## GOAL
Filter the entries and keep only the lines where the string "last" appears.

## STORED DATA
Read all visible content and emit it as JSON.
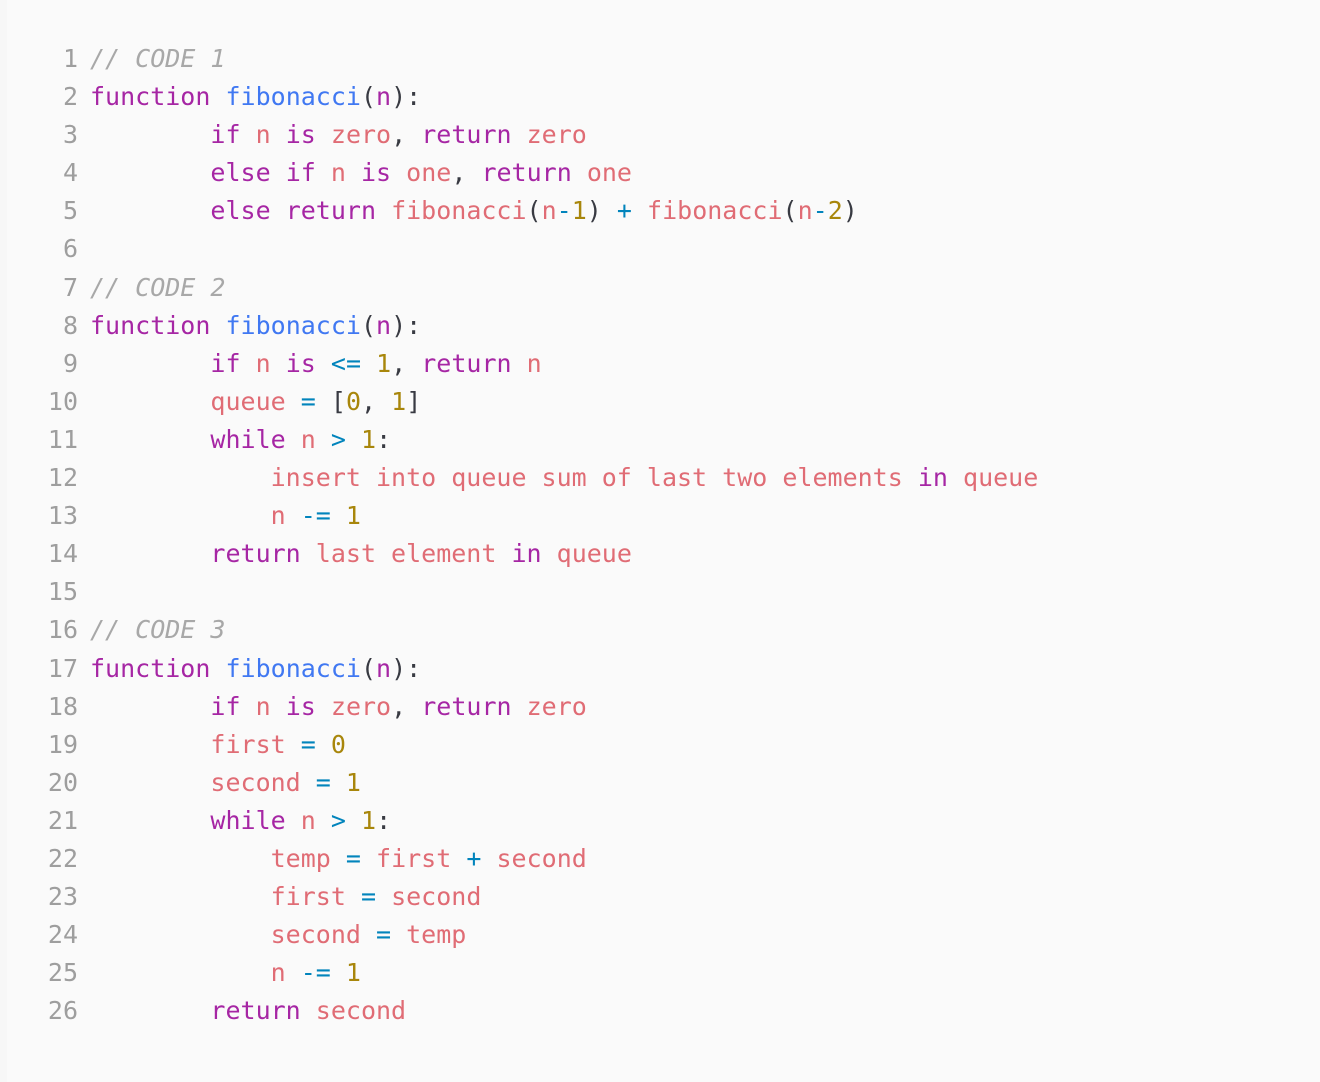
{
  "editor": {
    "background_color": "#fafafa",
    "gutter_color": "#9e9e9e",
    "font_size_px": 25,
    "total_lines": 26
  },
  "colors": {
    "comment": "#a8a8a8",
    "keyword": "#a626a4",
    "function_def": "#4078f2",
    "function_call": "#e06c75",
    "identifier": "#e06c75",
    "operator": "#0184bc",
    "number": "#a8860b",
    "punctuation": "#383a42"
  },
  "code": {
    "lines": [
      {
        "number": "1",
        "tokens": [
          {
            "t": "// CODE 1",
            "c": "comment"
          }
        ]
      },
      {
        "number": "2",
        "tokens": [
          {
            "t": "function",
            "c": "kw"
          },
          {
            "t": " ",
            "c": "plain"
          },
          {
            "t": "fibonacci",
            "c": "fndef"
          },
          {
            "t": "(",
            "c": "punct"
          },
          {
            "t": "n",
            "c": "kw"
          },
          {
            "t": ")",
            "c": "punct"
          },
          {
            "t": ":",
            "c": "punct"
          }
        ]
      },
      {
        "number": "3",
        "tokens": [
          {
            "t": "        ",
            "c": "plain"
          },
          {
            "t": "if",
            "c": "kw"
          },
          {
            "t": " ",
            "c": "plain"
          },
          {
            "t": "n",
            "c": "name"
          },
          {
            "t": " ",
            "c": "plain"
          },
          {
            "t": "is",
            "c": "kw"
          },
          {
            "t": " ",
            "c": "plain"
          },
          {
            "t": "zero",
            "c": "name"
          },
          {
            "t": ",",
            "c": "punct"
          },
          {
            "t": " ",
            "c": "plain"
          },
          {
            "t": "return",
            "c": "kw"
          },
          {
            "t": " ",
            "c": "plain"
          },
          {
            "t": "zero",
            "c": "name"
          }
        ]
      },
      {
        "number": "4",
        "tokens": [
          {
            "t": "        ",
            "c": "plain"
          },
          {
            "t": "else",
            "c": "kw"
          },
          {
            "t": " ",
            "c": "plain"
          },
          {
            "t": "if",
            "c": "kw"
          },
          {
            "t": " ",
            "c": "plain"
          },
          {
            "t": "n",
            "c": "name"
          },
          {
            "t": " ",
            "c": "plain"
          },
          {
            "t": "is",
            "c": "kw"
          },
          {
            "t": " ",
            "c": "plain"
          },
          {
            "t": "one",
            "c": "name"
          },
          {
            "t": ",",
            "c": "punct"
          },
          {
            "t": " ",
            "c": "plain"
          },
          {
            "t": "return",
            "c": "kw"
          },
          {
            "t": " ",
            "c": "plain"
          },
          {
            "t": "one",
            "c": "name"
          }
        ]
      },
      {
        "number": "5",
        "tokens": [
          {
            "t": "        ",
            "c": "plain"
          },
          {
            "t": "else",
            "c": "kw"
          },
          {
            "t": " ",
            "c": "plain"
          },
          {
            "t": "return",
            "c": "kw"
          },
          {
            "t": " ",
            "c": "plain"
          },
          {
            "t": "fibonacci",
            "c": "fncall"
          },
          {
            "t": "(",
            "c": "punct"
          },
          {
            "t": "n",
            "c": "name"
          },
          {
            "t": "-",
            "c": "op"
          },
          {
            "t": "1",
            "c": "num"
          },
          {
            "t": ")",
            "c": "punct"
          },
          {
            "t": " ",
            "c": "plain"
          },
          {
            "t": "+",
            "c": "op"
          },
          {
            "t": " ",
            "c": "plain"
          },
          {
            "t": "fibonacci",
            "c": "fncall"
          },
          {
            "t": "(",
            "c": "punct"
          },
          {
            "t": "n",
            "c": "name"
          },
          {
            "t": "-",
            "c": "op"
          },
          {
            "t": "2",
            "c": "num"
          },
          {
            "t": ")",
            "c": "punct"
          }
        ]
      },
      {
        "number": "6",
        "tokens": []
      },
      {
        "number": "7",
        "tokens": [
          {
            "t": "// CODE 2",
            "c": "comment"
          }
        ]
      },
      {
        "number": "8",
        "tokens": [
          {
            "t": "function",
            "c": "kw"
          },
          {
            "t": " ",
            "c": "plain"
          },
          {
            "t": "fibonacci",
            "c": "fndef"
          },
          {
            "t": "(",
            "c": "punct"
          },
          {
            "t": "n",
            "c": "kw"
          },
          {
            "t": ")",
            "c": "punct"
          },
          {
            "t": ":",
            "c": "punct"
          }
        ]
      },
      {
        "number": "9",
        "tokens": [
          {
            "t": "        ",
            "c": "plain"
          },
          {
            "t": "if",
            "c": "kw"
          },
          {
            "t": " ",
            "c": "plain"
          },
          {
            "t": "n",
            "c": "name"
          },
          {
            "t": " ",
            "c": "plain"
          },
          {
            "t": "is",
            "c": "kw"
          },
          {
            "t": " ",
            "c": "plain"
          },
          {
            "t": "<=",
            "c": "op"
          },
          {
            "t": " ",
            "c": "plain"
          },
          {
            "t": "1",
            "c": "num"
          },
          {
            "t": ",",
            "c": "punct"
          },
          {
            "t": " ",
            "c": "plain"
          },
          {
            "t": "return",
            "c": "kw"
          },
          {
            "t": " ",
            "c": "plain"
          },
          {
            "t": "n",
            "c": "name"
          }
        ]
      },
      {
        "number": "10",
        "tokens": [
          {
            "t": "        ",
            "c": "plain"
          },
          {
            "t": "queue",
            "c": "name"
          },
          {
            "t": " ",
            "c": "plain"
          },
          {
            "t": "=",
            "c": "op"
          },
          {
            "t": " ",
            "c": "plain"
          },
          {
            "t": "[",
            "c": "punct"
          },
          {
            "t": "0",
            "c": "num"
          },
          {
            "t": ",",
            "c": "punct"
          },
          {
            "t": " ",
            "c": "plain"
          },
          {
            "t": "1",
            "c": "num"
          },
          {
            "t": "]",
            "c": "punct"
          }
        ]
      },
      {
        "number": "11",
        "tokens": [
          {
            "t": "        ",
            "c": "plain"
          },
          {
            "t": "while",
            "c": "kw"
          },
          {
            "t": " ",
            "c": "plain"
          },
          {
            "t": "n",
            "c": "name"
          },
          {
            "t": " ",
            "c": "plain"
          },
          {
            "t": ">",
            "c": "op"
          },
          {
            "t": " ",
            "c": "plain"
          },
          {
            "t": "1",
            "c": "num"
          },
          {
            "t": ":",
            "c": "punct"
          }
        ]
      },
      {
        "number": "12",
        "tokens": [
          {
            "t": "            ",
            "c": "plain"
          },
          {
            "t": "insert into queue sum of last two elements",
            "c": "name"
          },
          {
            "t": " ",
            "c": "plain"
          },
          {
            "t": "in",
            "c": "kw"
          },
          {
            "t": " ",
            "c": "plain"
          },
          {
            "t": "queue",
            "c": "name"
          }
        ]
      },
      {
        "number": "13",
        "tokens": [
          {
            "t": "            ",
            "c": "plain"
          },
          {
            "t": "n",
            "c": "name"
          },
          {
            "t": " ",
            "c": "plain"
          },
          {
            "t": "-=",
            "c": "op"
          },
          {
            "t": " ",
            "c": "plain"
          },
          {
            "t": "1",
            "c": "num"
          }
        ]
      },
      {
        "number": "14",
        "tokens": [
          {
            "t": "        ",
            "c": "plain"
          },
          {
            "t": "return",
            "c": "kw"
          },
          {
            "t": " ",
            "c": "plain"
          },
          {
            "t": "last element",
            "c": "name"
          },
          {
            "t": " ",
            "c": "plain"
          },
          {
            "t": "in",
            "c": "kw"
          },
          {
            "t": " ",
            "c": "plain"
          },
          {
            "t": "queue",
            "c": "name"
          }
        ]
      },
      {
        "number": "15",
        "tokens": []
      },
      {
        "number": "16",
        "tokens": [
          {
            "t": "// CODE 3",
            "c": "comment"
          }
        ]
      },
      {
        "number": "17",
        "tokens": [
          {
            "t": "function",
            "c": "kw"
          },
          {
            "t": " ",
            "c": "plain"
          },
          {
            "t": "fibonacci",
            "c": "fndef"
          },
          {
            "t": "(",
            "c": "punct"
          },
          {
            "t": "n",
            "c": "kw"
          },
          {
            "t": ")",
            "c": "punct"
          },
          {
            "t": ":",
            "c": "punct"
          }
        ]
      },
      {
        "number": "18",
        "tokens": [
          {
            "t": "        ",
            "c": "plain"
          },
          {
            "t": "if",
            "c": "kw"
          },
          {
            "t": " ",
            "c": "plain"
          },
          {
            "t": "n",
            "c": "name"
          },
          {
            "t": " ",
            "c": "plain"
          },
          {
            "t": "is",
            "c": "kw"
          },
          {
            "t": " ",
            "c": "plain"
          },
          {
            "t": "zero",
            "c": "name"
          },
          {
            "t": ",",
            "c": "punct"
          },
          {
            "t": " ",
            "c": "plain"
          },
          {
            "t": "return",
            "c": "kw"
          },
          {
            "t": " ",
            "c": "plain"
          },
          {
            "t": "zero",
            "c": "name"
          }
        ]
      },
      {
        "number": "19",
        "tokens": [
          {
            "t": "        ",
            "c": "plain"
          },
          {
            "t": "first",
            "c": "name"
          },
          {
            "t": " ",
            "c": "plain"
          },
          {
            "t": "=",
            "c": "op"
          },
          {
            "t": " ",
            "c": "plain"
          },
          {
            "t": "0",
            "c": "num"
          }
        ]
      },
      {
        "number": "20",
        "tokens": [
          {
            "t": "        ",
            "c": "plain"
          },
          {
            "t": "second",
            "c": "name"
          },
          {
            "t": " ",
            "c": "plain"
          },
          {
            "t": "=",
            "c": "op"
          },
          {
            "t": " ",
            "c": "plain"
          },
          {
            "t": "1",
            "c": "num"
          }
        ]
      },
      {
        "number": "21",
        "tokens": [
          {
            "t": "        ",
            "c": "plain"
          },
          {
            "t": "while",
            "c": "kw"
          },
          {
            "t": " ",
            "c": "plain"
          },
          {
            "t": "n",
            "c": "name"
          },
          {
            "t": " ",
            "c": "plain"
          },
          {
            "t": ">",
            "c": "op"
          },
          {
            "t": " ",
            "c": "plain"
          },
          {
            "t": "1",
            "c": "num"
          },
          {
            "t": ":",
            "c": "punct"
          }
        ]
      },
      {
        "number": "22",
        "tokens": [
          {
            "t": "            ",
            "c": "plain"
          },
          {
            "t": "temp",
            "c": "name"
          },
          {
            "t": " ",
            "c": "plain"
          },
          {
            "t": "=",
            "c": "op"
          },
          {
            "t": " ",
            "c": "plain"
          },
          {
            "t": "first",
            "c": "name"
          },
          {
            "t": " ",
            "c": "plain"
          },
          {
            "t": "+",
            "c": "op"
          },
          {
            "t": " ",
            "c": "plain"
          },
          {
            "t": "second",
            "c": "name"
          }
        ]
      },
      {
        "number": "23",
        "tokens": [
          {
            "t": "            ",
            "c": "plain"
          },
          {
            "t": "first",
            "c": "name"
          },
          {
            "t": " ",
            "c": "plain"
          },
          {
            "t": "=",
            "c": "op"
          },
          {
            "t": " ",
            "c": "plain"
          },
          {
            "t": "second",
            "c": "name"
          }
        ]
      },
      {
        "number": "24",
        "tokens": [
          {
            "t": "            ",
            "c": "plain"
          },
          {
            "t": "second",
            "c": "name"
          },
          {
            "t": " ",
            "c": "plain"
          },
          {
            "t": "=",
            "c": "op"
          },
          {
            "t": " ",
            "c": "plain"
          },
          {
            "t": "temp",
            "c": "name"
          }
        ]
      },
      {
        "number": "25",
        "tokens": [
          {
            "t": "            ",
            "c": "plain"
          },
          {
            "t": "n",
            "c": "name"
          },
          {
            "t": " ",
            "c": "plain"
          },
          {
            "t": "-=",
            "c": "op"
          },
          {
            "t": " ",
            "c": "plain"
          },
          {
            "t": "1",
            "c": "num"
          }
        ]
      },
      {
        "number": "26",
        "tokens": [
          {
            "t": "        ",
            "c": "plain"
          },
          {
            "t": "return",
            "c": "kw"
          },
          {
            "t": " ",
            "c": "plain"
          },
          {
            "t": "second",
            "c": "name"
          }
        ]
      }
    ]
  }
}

## CORRECT RESPONSE
            "t": "insert into queue sum of last two elements",
            "t": "last element",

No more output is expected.